Task to complete
Each entry below must be repeated word for word.

Material shown
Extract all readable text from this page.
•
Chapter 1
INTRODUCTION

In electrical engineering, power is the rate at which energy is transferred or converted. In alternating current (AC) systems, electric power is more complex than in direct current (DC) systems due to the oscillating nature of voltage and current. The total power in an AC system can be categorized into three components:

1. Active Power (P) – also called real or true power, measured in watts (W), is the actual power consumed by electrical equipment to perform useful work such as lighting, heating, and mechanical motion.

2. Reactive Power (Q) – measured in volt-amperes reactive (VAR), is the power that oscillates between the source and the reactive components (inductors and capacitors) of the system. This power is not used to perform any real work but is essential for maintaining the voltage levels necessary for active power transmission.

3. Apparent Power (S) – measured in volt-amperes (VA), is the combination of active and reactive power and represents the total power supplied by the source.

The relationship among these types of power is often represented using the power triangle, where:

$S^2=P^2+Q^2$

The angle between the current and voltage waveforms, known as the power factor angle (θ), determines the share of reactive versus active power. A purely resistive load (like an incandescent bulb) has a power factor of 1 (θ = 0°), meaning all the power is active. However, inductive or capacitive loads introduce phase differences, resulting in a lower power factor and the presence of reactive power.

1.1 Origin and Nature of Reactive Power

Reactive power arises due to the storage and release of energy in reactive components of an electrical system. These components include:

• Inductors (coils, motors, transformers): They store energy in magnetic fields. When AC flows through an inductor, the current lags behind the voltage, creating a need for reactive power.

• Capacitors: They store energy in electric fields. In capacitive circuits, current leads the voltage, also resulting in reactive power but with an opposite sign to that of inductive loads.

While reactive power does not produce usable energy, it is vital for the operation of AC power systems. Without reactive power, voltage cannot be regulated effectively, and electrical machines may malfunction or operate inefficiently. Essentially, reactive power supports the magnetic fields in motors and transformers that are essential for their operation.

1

Task output
Extract all readable text from this page.
•
Chapter 1
INTRODUCTION

In electrical engineering, power is the rate at which energy is transferred or converted. In alternating current (AC) systems, electric power is more complex than in direct current (DC) systems due to the oscillating nature of voltage and current. The total power in an AC system can be categorized into three components:

1. Active Power (P) – also called real or true power, measured in watts (W), is the actual power consumed by electrical equipment to perform useful work such as lighting, heating, and mechanical motion.

2. Reactive Power (Q) – measured in volt-amperes reactive (VAR), is the power that oscillates between the source and the reactive components (inductors and capacitors) of the system. This power is not used to perform any real work but is essential for maintaining the voltage levels necessary for active power transmission.

3. Apparent Power (S) – measured in volt-amperes (VA), is the combination of active and reactive power and represents the total power supplied by the source.

The relationship among these types of power is often represented using the power triangle, where:

$S^2=P^2+Q^2$

The angle between the current and voltage waveforms, known as the power factor angle (θ), determines the share of reactive versus active power. A purely resistive load (like an incandescent bulb) has a power factor of 1 (θ = 0°), meaning all the power is active. However, inductive or capacitive loads introduce phase differences, resulting in a lower power factor and the presence of reactive power.

1.1 Origin and Nature of Reactive Power

Reactive power arises due to the storage and release of energy in reactive components of an electrical system. These components include:

• Inductors (coils, motors, transformers): They store energy in magnetic fields. When AC flows through an inductor, the current lags behind the voltage, creating a need for reactive power.

• Capacitors: They store energy in electric fields. In capacitive circuits, current leads the voltage, also resulting in reactive power but with an opposite sign to that of inductive loads.

While reactive power does not produce usable energy, it is vital for the operation of AC power systems. Without reactive power, voltage cannot be regulated effectively, and electrical machines may malfunction or operate inefficiently. Essentially, reactive power supports the magnetic fields in motors and transformers that are essential for their operation.

1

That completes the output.